▸ Task description
Identify the lines that include the word "testing", then copy all of them.

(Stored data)
· · ·

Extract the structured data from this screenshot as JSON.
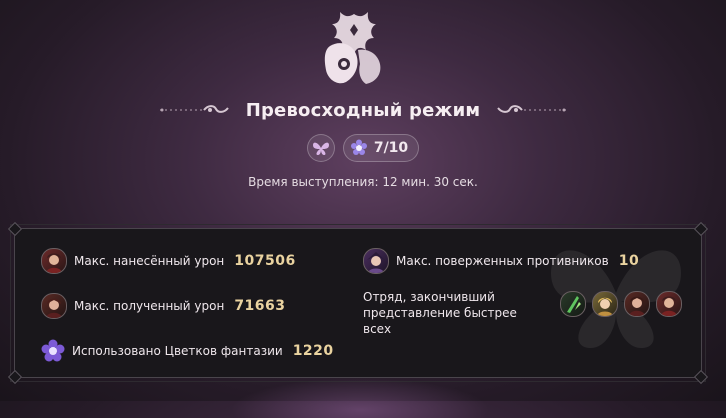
{
  "header": {
    "emblem_icon": "flower-crest-emblem-icon",
    "title": "Превосходный режим",
    "badge_icon": "butterfly-badge-icon",
    "score_icon": "star-flower-icon",
    "score": "7/10",
    "time_text": "Время выступления: 12 мин. 30 сек."
  },
  "stats": {
    "max_damage_dealt": {
      "label": "Макс. нанесённый урон",
      "value": "107506",
      "icon": "character-avatar-icon"
    },
    "max_enemies_defeated": {
      "label": "Макс. поверженных противников",
      "value": "10",
      "icon": "character-avatar-icon"
    },
    "max_damage_taken": {
      "label": "Макс. полученный урон",
      "value": "71663",
      "icon": "character-avatar-icon"
    },
    "fastest_team": {
      "label": "Отряд, закончивший представление быстрее всех",
      "line1": "Отряд, закончивший",
      "line2": "представление быстрее всех",
      "members": 4
    },
    "fantasy_flowers": {
      "label": "Использовано Цветков фантазии",
      "value": "1220",
      "icon": "fantasy-flower-icon"
    }
  },
  "colors": {
    "value_gold": "#ead3a0",
    "panel_bg": "#19171b",
    "accent_purple": "#8a6cc9"
  }
}
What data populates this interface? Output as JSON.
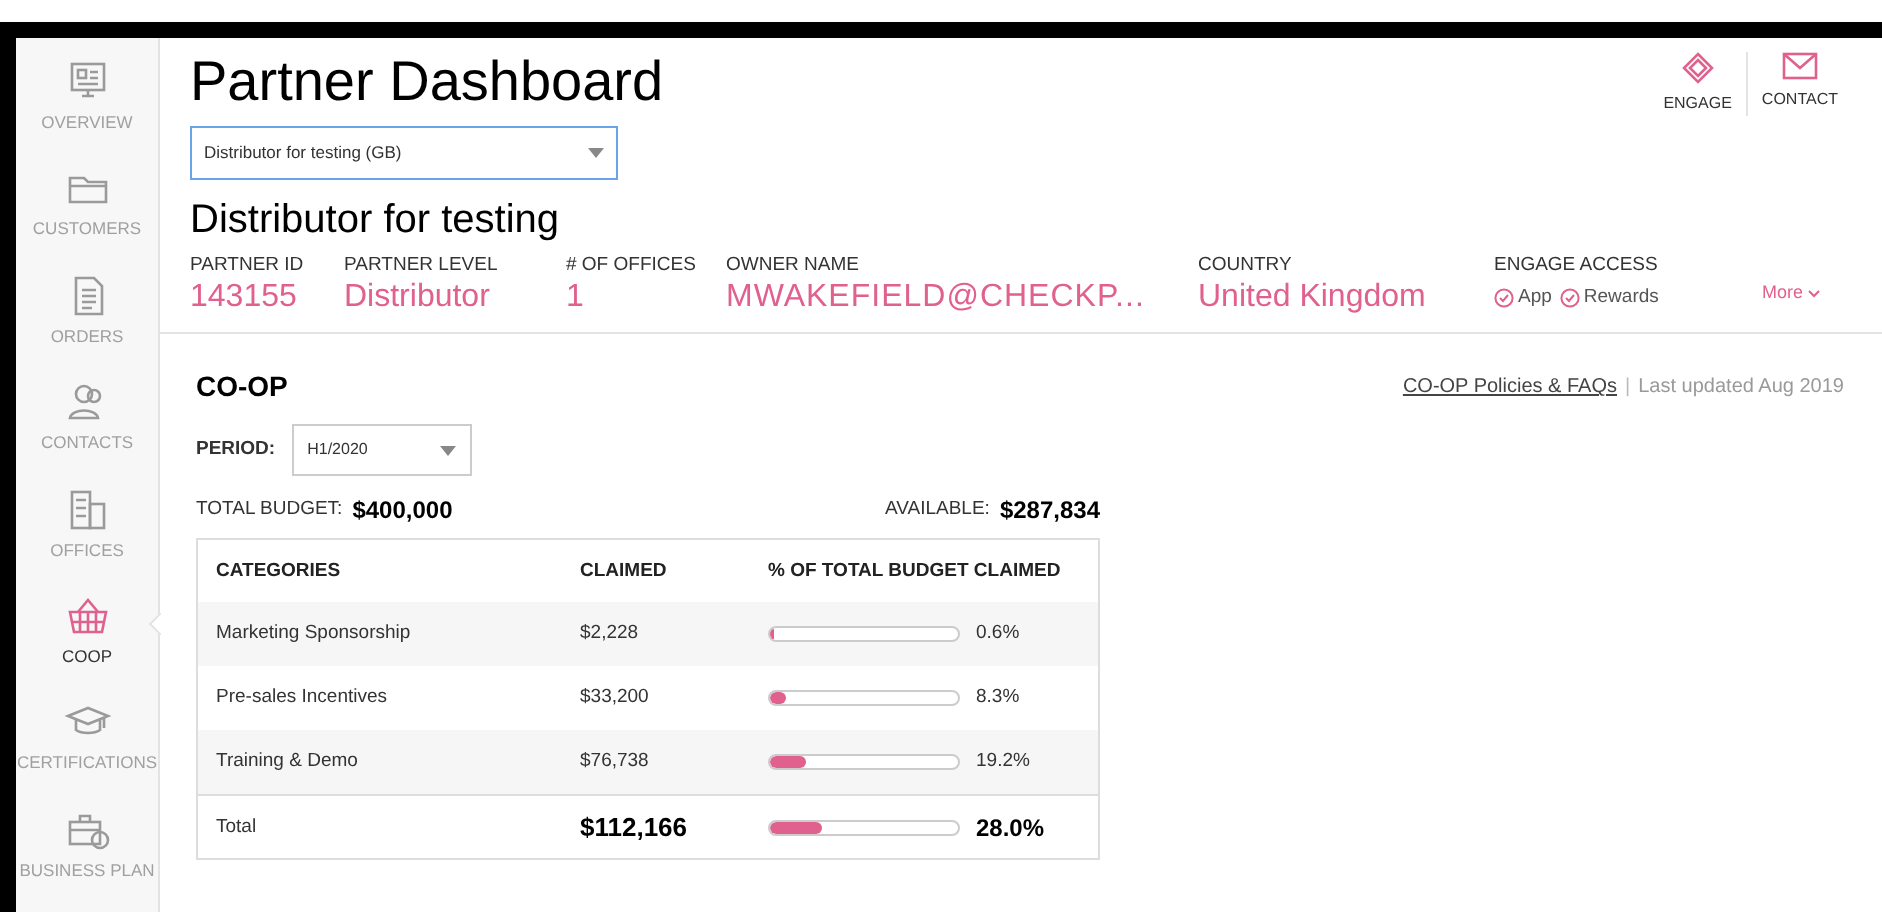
{
  "sidebar": {
    "items": [
      {
        "label": "OVERVIEW",
        "selected": false
      },
      {
        "label": "CUSTOMERS",
        "selected": false
      },
      {
        "label": "ORDERS",
        "selected": false
      },
      {
        "label": "CONTACTS",
        "selected": false
      },
      {
        "label": "OFFICES",
        "selected": false
      },
      {
        "label": "COOP",
        "selected": true
      },
      {
        "label": "CERTIFICATIONS",
        "selected": false
      },
      {
        "label": "BUSINESS PLAN",
        "selected": false
      }
    ]
  },
  "header": {
    "title": "Partner Dashboard",
    "actions": [
      {
        "label": "ENGAGE"
      },
      {
        "label": "CONTACT"
      }
    ]
  },
  "partner_select": {
    "value": "Distributor for testing (GB)"
  },
  "partner": {
    "name": "Distributor for testing",
    "fields": [
      {
        "label": "PARTNER ID",
        "value": "143155"
      },
      {
        "label": "PARTNER LEVEL",
        "value": "Distributor"
      },
      {
        "label": "# OF OFFICES",
        "value": "1"
      },
      {
        "label": "OWNER NAME",
        "value": "MWAKEFIELD@CHECKP..."
      },
      {
        "label": "COUNTRY",
        "value": "United Kingdom"
      }
    ],
    "engage_access": {
      "label": "ENGAGE ACCESS",
      "items": [
        "App",
        "Rewards"
      ]
    },
    "more": "More"
  },
  "coop": {
    "title": "CO-OP",
    "policies_link": "CO-OP Policies & FAQs",
    "separator": "|",
    "last_updated": "Last updated Aug 2019",
    "period": {
      "label": "PERIOD:",
      "value": "H1/2020"
    },
    "total_budget": {
      "label": "TOTAL BUDGET:",
      "value": "$400,000"
    },
    "available": {
      "label": "AVAILABLE:",
      "value": "$287,834"
    },
    "table": {
      "columns": [
        "CATEGORIES",
        "CLAIMED",
        "% OF TOTAL BUDGET CLAIMED"
      ],
      "rows": [
        {
          "category": "Marketing Sponsorship",
          "claimed": "$2,228",
          "level": 0.006,
          "percent": "0.6%",
          "kind": "item"
        },
        {
          "category": "Pre-sales Incentives",
          "claimed": "$33,200",
          "level": 0.083,
          "percent": "8.3%",
          "kind": "item"
        },
        {
          "category": "Training & Demo",
          "claimed": "$76,738",
          "level": 0.192,
          "percent": "19.2%",
          "kind": "item"
        },
        {
          "category": "Total",
          "claimed": "$112,166",
          "level": 0.28,
          "percent": "28.0%",
          "kind": "total"
        }
      ]
    }
  }
}
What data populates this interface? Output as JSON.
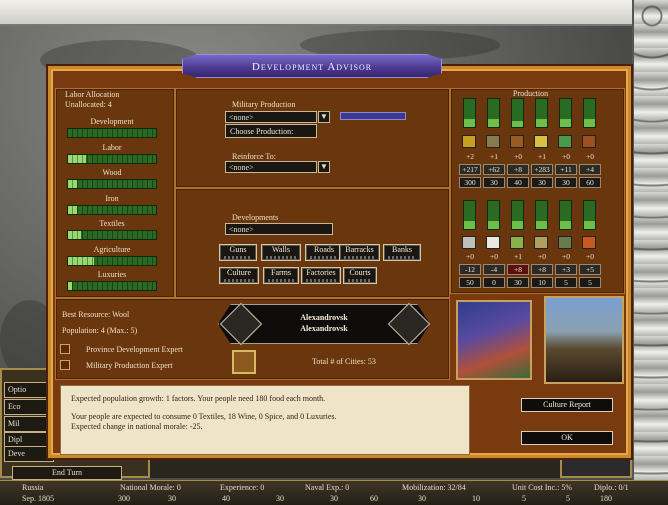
{
  "hud": {
    "buttons": [
      "Optio",
      "Eco",
      "Mil",
      "Dipl",
      "Deve"
    ],
    "end_turn": "End Turn"
  },
  "status": {
    "nation": "Russia",
    "date": "Sep. 1805",
    "national_morale": "National Morale: 0",
    "experience": "Experience: 0",
    "naval_exp": "Naval Exp.: 0",
    "mobilization": "Mobilization: 32/84",
    "unit_cost": "Unit Cost Inc.: 5%",
    "diplo": "Diplo.: 0/1",
    "resource_counts": [
      "300",
      "30",
      "40",
      "30",
      "30",
      "60",
      "30",
      "10",
      "5",
      "5",
      "180"
    ]
  },
  "dialog": {
    "title": "Development Advisor",
    "labor": {
      "title": "Labor Allocation",
      "unallocated": "Unallocated: 4",
      "rows": [
        {
          "label": "Development",
          "fill": 0
        },
        {
          "label": "Labor",
          "fill": 0.2
        },
        {
          "label": "Wood",
          "fill": 0.1
        },
        {
          "label": "Iron",
          "fill": 0.1
        },
        {
          "label": "Textiles",
          "fill": 0.15
        },
        {
          "label": "Agriculture",
          "fill": 0.3
        },
        {
          "label": "Luxuries",
          "fill": 0.05
        }
      ]
    },
    "military": {
      "title": "Military Production",
      "selected": "<none>",
      "choose_label": "Choose Production:",
      "reinforce_label": "Reinforce To:",
      "reinforce_selected": "<none>"
    },
    "developments": {
      "title": "Developments",
      "selected": "<none>",
      "buttons": [
        "Guns",
        "Walls",
        "Roads",
        "Barracks",
        "Banks",
        "Culture",
        "Farms",
        "Factories",
        "Courts"
      ]
    },
    "production": {
      "title": "Production",
      "top": {
        "icons": [
          "resource-gold-icon",
          "resource-tools-icon",
          "resource-horse-icon",
          "resource-wheat-icon",
          "resource-flag-icon",
          "resource-wood-icon"
        ],
        "icon_colors": [
          "#c8a020",
          "#8a7a50",
          "#9a5a20",
          "#d8c040",
          "#4a9a4a",
          "#a05020"
        ],
        "fills": [
          0.3,
          0.3,
          0.2,
          0.3,
          0.3,
          0.3
        ],
        "deltas": [
          "+2",
          "+1",
          "+0",
          "+1",
          "+0",
          "+0"
        ],
        "totals": [
          "+217",
          "+62",
          "+8",
          "+283",
          "+11",
          "+4"
        ],
        "caps": [
          "300",
          "30",
          "40",
          "30",
          "30",
          "60"
        ]
      },
      "bottom": {
        "icons": [
          "resource-sheep-icon",
          "resource-cotton-icon",
          "resource-bottle-icon",
          "resource-paper-icon",
          "resource-musket-icon",
          "resource-shield-icon"
        ],
        "icon_colors": [
          "#c0c0b8",
          "#e8e8e0",
          "#8ab04a",
          "#b0a060",
          "#6a7a4a",
          "#c85a20"
        ],
        "fills": [
          0.3,
          0.3,
          0.3,
          0.3,
          0.3,
          0.3
        ],
        "deltas": [
          "+0",
          "+0",
          "+1",
          "+0",
          "+0",
          "+0"
        ],
        "totals": [
          "-12",
          "-4",
          "+8",
          "+8",
          "+3",
          "+5"
        ],
        "caps": [
          "50",
          "0",
          "30",
          "10",
          "5",
          "5"
        ]
      }
    },
    "province": {
      "best_resource": "Best Resource: Wool",
      "population": "Population: 4   (Max.: 5)",
      "expert_dev": "Province Development Expert",
      "expert_mil": "Military Production Expert",
      "city_line1": "Alexandrovsk",
      "city_line2": "Alexandrovsk",
      "total_cities": "Total # of Cities: 53"
    },
    "message": {
      "line1": "Expected population growth:  1 factors.  Your people need 180 food each month.",
      "line2": "Your people are expected to consume 0 Textiles, 18 Wine, 0 Spice, and 0 Luxuries.",
      "line3": "Expected change in national morale: -25."
    },
    "culture_report": "Culture Report",
    "ok": "OK"
  }
}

· · ·

▸ Output of the task
    "value": "Distributor for testing (GB)"
    "name": "Distributor for testing",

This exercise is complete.